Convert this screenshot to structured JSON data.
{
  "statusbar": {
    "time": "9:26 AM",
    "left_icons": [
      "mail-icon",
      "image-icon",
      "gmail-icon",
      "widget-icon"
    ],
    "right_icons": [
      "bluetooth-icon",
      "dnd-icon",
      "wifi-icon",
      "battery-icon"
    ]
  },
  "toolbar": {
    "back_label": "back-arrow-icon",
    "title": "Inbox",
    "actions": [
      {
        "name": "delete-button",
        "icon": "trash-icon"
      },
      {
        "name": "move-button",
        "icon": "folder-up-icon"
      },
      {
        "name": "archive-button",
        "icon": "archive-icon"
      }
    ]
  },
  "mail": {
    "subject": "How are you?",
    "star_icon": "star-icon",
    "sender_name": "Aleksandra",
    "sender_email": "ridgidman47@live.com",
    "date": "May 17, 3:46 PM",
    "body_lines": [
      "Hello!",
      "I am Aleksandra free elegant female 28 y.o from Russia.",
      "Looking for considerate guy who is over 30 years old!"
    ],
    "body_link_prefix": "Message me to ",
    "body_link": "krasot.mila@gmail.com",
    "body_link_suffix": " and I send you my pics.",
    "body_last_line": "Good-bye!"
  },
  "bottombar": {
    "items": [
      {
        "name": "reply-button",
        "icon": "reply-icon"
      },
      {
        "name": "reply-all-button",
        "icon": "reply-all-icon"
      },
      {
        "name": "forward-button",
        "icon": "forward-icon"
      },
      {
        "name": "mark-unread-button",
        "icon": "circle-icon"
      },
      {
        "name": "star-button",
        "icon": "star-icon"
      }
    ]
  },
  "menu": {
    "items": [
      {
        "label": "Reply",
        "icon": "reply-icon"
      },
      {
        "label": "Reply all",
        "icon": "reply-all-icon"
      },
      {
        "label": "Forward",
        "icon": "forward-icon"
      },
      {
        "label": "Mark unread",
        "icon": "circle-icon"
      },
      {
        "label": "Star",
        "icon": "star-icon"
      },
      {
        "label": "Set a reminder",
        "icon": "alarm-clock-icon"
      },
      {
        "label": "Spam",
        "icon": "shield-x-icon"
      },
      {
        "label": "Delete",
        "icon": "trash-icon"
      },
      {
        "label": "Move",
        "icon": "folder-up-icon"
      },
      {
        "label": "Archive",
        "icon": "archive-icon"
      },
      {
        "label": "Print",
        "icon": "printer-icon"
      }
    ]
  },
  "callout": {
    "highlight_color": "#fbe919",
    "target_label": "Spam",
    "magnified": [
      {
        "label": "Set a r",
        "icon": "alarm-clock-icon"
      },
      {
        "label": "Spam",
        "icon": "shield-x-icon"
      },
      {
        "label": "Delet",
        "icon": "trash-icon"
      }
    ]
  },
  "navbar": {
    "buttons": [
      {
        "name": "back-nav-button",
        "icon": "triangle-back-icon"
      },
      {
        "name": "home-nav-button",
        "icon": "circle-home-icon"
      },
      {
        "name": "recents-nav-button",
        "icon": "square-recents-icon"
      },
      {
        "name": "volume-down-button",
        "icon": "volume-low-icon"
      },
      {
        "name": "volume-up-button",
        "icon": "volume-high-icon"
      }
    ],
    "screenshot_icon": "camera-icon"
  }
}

──────────────────────────────

- [Task statement]: Reproduce every line of the material above exactly.

- [Completed task]:
Convert this screenshot to structured JSON data.
{
  "statusbar": {
    "time": "9:26 AM",
    "left_icons": [
      "mail-icon",
      "image-icon",
      "gmail-icon",
      "widget-icon"
    ],
    "right_icons": [
      "bluetooth-icon",
      "dnd-icon",
      "wifi-icon",
      "battery-icon"
    ]
  },
  "toolbar": {
    "back_label": "back-arrow-icon",
    "title": "Inbox",
    "actions": [
      {
        "name": "delete-button",
        "icon": "trash-icon"
      },
      {
        "name": "move-button",
        "icon": "folder-up-icon"
      },
      {
        "name": "archive-button",
        "icon": "archive-icon"
      }
    ]
  },
  "mail": {
    "subject": "How are you?",
    "star_icon": "star-icon",
    "sender_name": "Aleksandra",
    "sender_email": "ridgidman47@live.com",
    "date": "May 17, 3:46 PM",
    "body_lines": [
      "Hello!",
      "I am Aleksandra free elegant female 28 y.o from Russia.",
      "Looking for considerate guy who is over 30 years old!"
    ],
    "body_link_prefix": "Message me to ",
    "body_link": "krasot.mila@gmail.com",
    "body_link_suffix": " and I send you my pics.",
    "body_last_line": "Good-bye!"
  },
  "bottombar": {
    "items": [
      {
        "name": "reply-button",
        "icon": "reply-icon"
      },
      {
        "name": "reply-all-button",
        "icon": "reply-all-icon"
      },
      {
        "name": "forward-button",
        "icon": "forward-icon"
      },
      {
        "name": "mark-unread-button",
        "icon": "circle-icon"
      },
      {
        "name": "star-button",
        "icon": "star-icon"
      }
    ]
  },
  "menu": {
    "items": [
      {
        "label": "Reply",
        "icon": "reply-icon"
      },
      {
        "label": "Reply all",
        "icon": "reply-all-icon"
      },
      {
        "label": "Forward",
        "icon": "forward-icon"
      },
      {
        "label": "Mark unread",
        "icon": "circle-icon"
      },
      {
        "label": "Star",
        "icon": "star-icon"
      },
      {
        "label": "Set a reminder",
        "icon": "alarm-clock-icon"
      },
      {
        "label": "Spam",
        "icon": "shield-x-icon"
      },
      {
        "label": "Delete",
        "icon": "trash-icon"
      },
      {
        "label": "Move",
        "icon": "folder-up-icon"
      },
      {
        "label": "Archive",
        "icon": "archive-icon"
      },
      {
        "label": "Print",
        "icon": "printer-icon"
      }
    ]
  },
  "callout": {
    "highlight_color": "#fbe919",
    "target_label": "Spam",
    "magnified": [
      {
        "label": "Set a r",
        "icon": "alarm-clock-icon"
      },
      {
        "label": "Spam",
        "icon": "shield-x-icon"
      },
      {
        "label": "Delet",
        "icon": "trash-icon"
      }
    ]
  },
  "navbar": {
    "buttons": [
      {
        "name": "back-nav-button",
        "icon": "triangle-back-icon"
      },
      {
        "name": "home-nav-button",
        "icon": "circle-home-icon"
      },
      {
        "name": "recents-nav-button",
        "icon": "square-recents-icon"
      },
      {
        "name": "volume-down-button",
        "icon": "volume-low-icon"
      },
      {
        "name": "volume-up-button",
        "icon": "volume-high-icon"
      }
    ],
    "screenshot_icon": "camera-icon"
  }
}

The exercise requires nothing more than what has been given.